● **GIVEN PROBLEM**: Reproduce the items verbatim from their beginning through the line that contains "The pivot pin 233 is at (1117, 208).", including that line. Leave the pictures out of your answer.

[Source records]

○ ○ ○ ○ ○ ○ ○

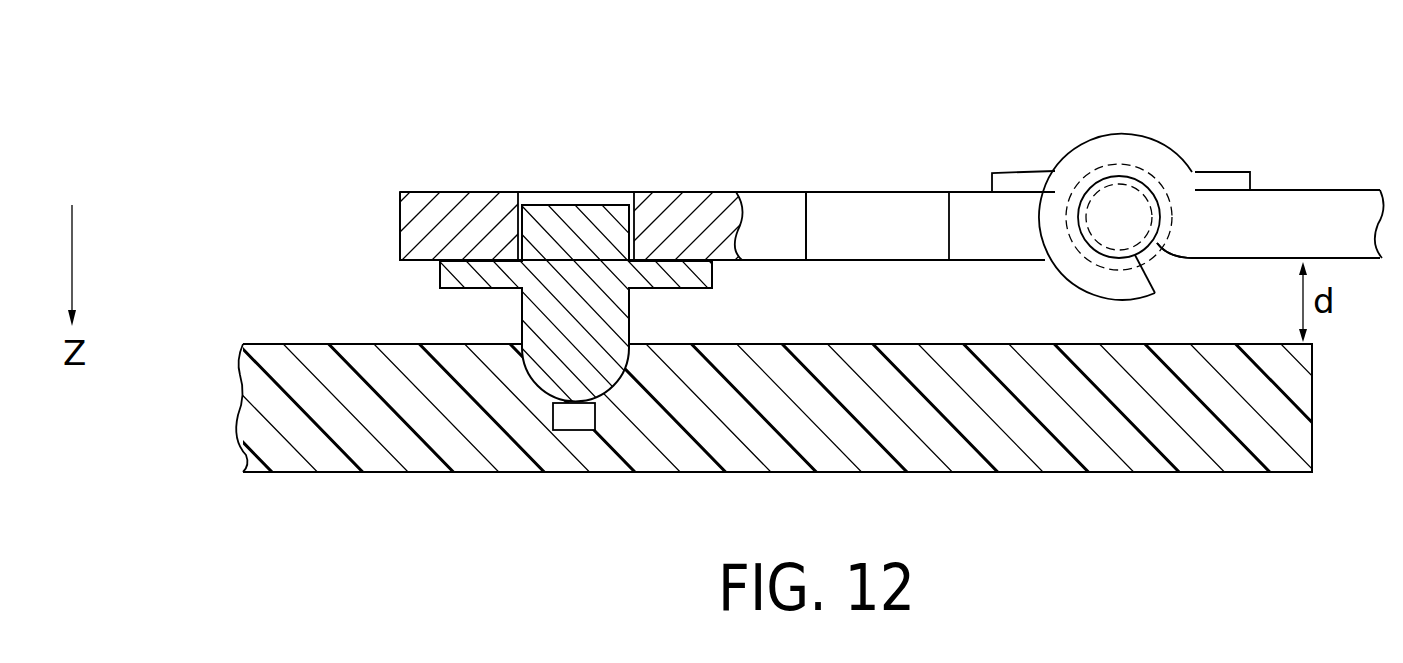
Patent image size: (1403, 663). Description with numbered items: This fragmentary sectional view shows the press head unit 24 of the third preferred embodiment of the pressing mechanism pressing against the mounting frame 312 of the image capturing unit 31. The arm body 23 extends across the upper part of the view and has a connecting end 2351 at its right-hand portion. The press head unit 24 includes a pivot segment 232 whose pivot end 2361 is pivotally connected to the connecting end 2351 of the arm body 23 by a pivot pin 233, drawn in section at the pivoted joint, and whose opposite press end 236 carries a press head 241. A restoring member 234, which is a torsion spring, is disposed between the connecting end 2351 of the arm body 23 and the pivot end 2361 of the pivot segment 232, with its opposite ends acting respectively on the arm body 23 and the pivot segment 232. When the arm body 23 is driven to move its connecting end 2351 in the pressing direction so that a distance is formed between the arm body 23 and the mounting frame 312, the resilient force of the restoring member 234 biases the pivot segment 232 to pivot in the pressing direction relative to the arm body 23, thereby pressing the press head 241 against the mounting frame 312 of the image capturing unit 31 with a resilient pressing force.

The arm body 23 is at (1283, 190).
The pivot segment 232 is at (778, 192).
The pivot pin 233 is at (1117, 208).
The restoring member 234 is at (1232, 177).
The connecting end 2351 is at (1213, 208).
The press end 236 is at (422, 192).
The pivot end 2361 is at (1027, 208).
The press head unit 24 is at (663, 160).
The press head 241 is at (521, 320).
The image capturing unit 31 is at (297, 493).
The mounting frame 312 is at (273, 344).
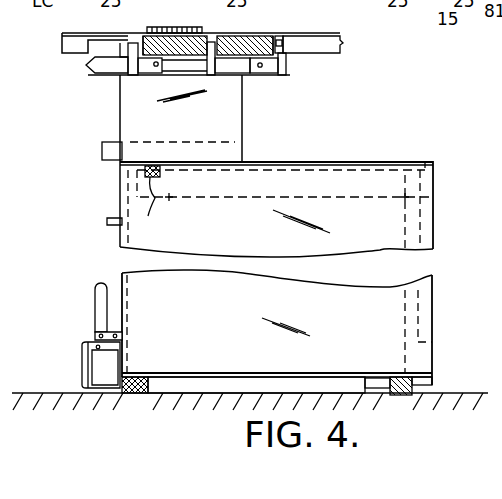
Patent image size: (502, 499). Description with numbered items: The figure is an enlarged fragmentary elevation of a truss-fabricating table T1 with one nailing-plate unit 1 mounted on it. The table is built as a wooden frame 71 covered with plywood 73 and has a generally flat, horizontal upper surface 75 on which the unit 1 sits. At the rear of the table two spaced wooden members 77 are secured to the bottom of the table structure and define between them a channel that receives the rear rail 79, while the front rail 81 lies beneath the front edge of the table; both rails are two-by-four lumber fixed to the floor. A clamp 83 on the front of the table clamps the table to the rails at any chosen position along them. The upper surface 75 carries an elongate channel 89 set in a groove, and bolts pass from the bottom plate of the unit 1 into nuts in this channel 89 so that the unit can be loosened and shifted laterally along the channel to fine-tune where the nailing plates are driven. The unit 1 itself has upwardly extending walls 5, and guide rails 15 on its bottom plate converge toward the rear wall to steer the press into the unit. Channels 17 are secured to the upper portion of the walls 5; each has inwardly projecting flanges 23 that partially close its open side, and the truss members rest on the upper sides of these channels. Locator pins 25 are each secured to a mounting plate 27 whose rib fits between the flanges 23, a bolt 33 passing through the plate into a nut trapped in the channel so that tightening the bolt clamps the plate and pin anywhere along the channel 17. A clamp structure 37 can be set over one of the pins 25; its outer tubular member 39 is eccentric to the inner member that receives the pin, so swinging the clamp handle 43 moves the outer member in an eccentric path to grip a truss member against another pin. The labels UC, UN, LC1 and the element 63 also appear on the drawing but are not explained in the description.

The unit 1 is at (63, 111).
The walls 5 is at (186, 133).
The guide rails 15 is at (106, 142).
The channels 17 is at (221, 76).
The flanges 23 is at (90, 58).
The pins 25 is at (123, 75).
The mounting plate 27 is at (147, 68).
The bolt 33 is at (182, 90).
The clamp structure 37 is at (296, 59).
The outer tubular member 39 is at (288, 45).
The clamp handle 43 is at (300, 47).
The bracket 63 is at (133, 44).
The wooden frame 71 is at (402, 320).
The plywood 73 is at (284, 308).
The upper surface 75 is at (422, 162).
The spaced wooden members 77 is at (372, 380).
The rear rail 79 is at (402, 395).
The front rail 81 is at (138, 395).
The clamp 83 is at (96, 334).
The elongate channel 89 is at (161, 200).
The table T1 is at (389, 148).
The upper casing UC is at (262, 36).
The upper nut UN is at (174, 27).
The lower casing LC1 is at (144, 40).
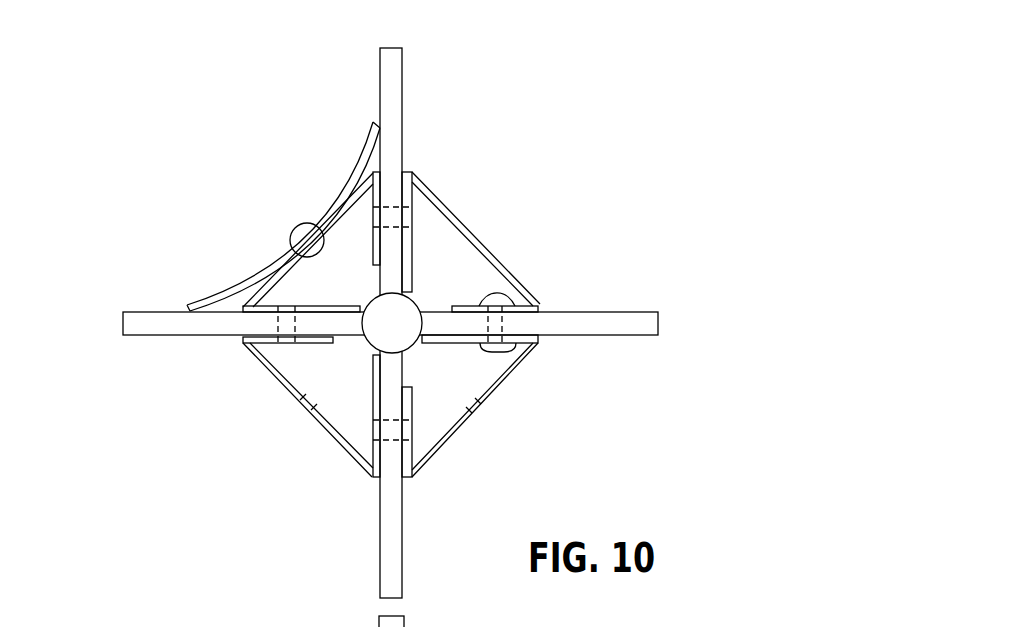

○ ○ ○ ○ ○ ○ ○

● **OUTPUT BELOW**:
Patent image size: (1403, 663). Description with numbered items: This fragmentary sectional view shows the press head unit 24 of the third preferred embodiment of the pressing mechanism pressing against the mounting frame 312 of the image capturing unit 31. The arm body 23 extends across the upper part of the view and has a connecting end 2351 at its right-hand portion. The press head unit 24 includes a pivot segment 232 whose pivot end 2361 is pivotally connected to the connecting end 2351 of the arm body 23 by a pivot pin 233, drawn in section at the pivoted joint, and whose opposite press end 236 carries a press head 241. A restoring member 234, which is a torsion spring, is disposed between the connecting end 2351 of the arm body 23 and the pivot end 2361 of the pivot segment 232, with its opposite ends acting respectively on the arm body 23 and the pivot segment 232. When the arm body 23 is driven to move its connecting end 2351 in the pressing direction so that a distance is formed between the arm body 23 and the mounting frame 312, the resilient force of the restoring member 234 biases the pivot segment 232 to pivot in the pressing direction relative to the arm body 23, thereby pressing the press head 241 against the mounting frame 312 of the image capturing unit 31 with a resilient pressing force.

The arm body 23 is at (1283, 190).
The pivot segment 232 is at (778, 192).
The pivot pin 233 is at (1117, 208).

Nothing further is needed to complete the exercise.